*WHAT IS ASKED*:
With the line containing "Convert this screenshot" as the first line and the last line of the records as the final one, reproduce that range exactly.

(Stored data)
-----

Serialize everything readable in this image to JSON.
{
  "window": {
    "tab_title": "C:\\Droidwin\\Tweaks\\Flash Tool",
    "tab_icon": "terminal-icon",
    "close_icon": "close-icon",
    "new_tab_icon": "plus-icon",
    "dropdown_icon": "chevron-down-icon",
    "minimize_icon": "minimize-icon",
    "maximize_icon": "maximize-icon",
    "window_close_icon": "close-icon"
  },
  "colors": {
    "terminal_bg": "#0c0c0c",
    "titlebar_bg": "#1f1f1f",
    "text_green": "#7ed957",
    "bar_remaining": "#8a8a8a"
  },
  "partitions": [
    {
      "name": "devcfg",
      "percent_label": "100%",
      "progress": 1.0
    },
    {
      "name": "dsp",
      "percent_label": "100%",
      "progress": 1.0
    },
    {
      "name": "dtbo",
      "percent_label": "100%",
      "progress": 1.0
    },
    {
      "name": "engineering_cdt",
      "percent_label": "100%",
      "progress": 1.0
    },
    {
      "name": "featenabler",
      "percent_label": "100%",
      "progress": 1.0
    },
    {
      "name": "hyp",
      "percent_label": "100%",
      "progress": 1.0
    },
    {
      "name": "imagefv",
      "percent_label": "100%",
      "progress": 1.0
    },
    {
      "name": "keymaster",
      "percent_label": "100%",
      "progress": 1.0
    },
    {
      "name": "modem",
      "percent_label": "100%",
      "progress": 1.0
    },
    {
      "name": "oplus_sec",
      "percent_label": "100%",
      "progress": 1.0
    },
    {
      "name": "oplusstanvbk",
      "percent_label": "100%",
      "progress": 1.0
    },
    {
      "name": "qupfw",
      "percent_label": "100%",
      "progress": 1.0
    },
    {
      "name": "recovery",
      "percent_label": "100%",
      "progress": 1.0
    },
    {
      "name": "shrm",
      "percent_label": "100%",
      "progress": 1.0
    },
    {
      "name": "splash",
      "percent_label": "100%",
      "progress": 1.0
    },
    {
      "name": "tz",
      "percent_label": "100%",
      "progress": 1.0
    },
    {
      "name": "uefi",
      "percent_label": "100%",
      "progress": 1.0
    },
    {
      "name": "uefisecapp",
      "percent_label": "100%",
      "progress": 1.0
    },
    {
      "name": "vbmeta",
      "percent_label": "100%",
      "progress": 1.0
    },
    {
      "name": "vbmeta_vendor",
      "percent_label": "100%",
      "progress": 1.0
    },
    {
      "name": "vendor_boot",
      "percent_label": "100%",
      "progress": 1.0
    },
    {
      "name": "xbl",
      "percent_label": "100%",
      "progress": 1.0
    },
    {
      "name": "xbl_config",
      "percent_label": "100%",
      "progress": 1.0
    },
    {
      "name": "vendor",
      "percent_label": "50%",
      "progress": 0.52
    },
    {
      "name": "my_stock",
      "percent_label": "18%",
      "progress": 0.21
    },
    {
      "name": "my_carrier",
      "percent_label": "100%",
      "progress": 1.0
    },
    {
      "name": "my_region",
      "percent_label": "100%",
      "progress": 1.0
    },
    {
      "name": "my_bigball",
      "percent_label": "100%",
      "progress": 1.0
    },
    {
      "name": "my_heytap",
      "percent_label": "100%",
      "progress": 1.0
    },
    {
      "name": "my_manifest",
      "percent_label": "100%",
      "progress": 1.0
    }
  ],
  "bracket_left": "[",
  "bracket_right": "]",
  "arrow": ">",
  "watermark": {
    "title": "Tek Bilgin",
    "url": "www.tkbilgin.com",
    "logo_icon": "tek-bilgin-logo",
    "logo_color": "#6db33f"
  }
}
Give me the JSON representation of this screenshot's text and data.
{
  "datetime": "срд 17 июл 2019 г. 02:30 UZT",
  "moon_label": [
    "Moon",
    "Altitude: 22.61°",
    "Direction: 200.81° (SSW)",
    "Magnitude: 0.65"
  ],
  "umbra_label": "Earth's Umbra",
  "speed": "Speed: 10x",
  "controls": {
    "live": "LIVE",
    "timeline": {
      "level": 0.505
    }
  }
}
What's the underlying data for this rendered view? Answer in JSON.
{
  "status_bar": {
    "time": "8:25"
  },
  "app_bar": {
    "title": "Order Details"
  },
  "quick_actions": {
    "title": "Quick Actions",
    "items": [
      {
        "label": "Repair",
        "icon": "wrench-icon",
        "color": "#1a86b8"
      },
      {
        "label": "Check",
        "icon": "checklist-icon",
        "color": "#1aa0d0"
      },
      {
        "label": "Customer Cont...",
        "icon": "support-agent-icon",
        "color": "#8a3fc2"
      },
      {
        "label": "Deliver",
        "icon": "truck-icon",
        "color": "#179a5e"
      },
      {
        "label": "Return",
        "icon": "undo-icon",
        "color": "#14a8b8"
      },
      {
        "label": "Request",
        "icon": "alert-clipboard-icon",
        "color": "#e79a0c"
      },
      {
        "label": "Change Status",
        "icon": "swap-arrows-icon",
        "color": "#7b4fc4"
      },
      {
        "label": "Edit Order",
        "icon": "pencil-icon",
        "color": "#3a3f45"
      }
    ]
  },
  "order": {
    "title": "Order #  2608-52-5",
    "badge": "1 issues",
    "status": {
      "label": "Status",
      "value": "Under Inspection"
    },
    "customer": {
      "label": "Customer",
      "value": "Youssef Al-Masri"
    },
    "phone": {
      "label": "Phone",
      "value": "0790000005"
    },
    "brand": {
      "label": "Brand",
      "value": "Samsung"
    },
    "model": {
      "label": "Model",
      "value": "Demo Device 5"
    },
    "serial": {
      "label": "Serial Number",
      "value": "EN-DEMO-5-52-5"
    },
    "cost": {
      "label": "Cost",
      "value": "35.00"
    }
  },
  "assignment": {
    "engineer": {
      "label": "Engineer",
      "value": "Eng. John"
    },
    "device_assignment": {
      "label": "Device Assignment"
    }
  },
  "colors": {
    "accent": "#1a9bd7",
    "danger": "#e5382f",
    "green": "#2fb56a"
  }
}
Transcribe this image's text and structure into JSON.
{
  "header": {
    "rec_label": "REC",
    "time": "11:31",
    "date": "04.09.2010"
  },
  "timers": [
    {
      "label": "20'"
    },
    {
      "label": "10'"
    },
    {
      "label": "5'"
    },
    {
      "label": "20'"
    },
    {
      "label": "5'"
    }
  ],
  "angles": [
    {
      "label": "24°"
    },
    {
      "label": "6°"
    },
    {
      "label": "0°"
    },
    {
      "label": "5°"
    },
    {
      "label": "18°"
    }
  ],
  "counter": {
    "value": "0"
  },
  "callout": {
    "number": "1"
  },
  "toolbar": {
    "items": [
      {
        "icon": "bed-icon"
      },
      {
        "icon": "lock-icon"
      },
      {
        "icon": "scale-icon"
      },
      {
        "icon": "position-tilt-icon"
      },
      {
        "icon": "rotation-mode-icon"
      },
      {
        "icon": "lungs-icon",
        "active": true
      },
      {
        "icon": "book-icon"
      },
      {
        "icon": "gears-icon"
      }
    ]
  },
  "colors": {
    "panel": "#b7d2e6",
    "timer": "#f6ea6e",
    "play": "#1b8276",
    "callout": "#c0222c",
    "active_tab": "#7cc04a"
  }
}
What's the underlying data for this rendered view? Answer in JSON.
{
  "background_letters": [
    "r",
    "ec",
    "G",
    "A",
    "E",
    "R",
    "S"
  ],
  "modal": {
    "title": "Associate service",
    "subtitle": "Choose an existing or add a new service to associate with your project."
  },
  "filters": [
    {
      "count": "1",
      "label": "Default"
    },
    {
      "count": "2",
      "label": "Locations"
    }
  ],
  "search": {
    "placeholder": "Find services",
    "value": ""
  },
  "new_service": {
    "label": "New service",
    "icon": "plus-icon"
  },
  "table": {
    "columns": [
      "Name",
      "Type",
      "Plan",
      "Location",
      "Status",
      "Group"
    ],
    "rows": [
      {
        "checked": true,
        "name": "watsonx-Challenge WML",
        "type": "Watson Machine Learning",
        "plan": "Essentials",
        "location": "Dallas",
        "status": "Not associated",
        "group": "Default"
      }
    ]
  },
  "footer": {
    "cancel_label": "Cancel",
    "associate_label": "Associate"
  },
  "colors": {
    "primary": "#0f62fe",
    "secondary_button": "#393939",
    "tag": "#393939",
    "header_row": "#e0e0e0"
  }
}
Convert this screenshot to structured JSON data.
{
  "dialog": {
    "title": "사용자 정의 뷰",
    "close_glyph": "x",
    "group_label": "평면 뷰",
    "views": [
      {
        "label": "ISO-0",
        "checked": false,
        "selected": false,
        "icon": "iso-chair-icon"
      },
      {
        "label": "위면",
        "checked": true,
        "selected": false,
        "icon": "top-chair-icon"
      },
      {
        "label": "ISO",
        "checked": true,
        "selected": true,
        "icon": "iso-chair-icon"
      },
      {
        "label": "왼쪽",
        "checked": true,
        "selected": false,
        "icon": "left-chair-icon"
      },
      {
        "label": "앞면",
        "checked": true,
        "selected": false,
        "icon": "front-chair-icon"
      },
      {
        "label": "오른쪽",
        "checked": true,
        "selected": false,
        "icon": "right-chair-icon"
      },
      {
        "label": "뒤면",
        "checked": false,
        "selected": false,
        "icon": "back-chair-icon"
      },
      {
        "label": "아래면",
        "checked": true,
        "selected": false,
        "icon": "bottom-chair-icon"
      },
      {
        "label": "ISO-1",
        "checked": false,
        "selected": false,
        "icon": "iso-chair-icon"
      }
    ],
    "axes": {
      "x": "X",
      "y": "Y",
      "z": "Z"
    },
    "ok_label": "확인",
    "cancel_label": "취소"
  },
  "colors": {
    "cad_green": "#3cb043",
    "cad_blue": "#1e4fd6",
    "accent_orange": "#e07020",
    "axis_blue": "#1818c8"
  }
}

-----

*WRITTEN RESPONSE*:
Convert this screenshot to structured JSON data.
{
  "dialog": {
    "title": "사용자 정의 뷰",
    "close_glyph": "x",
    "group_label": "평면 뷰",
    "views": [
      {
        "label": "ISO-0",
        "checked": false,
        "selected": false,
        "icon": "iso-chair-icon"
      },
      {
        "label": "위면",
        "checked": true,
        "selected": false,
        "icon": "top-chair-icon"
      },
      {
        "label": "ISO",
        "checked": true,
        "selected": true,
        "icon": "iso-chair-icon"
      },
      {
        "label": "왼쪽",
        "checked": true,
        "selected": false,
        "icon": "left-chair-icon"
      },
      {
        "label": "앞면",
        "checked": true,
        "selected": false,
        "icon": "front-chair-icon"
      },
      {
        "label": "오른쪽",
        "checked": true,
        "selected": false,
        "icon": "right-chair-icon"
      },
      {
        "label": "뒤면",
        "checked": false,
        "selected": false,
        "icon": "back-chair-icon"
      },
      {
        "label": "아래면",
        "checked": true,
        "selected": false,
        "icon": "bottom-chair-icon"
      },
      {
        "label": "ISO-1",
        "checked": false,
        "selected": false,
        "icon": "iso-chair-icon"
      }
    ],
    "axes": {
      "x": "X",
      "y": "Y",
      "z": "Z"
    },
    "ok_label": "확인",
    "cancel_label": "취소"
  },
  "colors": {
    "cad_green": "#3cb043",
    "cad_blue": "#1e4fd6",
    "accent_orange": "#e07020",
    "axis_blue": "#1818c8"
  }
}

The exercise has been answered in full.